:: Given information

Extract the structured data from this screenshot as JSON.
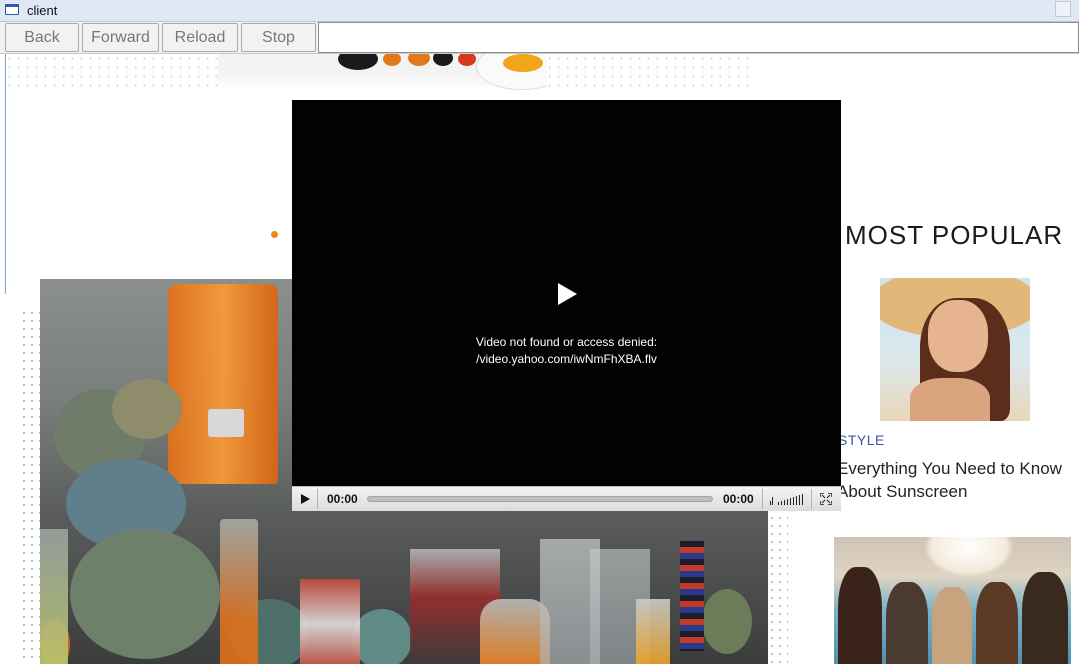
{
  "window": {
    "title": "client"
  },
  "toolbar": {
    "buttons": [
      {
        "label": "Back"
      },
      {
        "label": "Forward"
      },
      {
        "label": "Reload"
      },
      {
        "label": "Stop"
      }
    ],
    "address_value": ""
  },
  "video_player": {
    "error_line1": "Video not found or access denied:",
    "error_line2": "/video.yahoo.com/iwNmFhXBA.flv",
    "current_time": "00:00",
    "duration": "00:00",
    "progress": 0
  },
  "sidebar": {
    "heading": "MOST POPULAR",
    "article": {
      "category": "STYLE",
      "headline": "Everything You Need to Know About Sunscreen"
    }
  },
  "colors": {
    "accent_orange": "#f08a1b",
    "category_blue": "#3b56a6"
  },
  "icons": [
    "window-icon",
    "play-icon",
    "volume-icon",
    "fullscreen-icon"
  ]
}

::::

Short problem → Output the entries above exactly, without their pictures.

Solved problem →
Extract the structured data from this screenshot as JSON.
{
  "window": {
    "title": "client"
  },
  "toolbar": {
    "buttons": [
      {
        "label": "Back"
      },
      {
        "label": "Forward"
      },
      {
        "label": "Reload"
      },
      {
        "label": "Stop"
      }
    ],
    "address_value": ""
  },
  "video_player": {
    "error_line1": "Video not found or access denied:",
    "error_line2": "/video.yahoo.com/iwNmFhXBA.flv",
    "current_time": "00:00",
    "duration": "00:00",
    "progress": 0
  },
  "sidebar": {
    "heading": "MOST POPULAR",
    "article": {
      "category": "STYLE",
      "headline": "Everything You Need to Know About Sunscreen"
    }
  },
  "colors": {
    "accent_orange": "#f08a1b",
    "category_blue": "#3b56a6"
  },
  "icons": [
    "window-icon",
    "play-icon",
    "volume-icon",
    "fullscreen-icon"
  ]
}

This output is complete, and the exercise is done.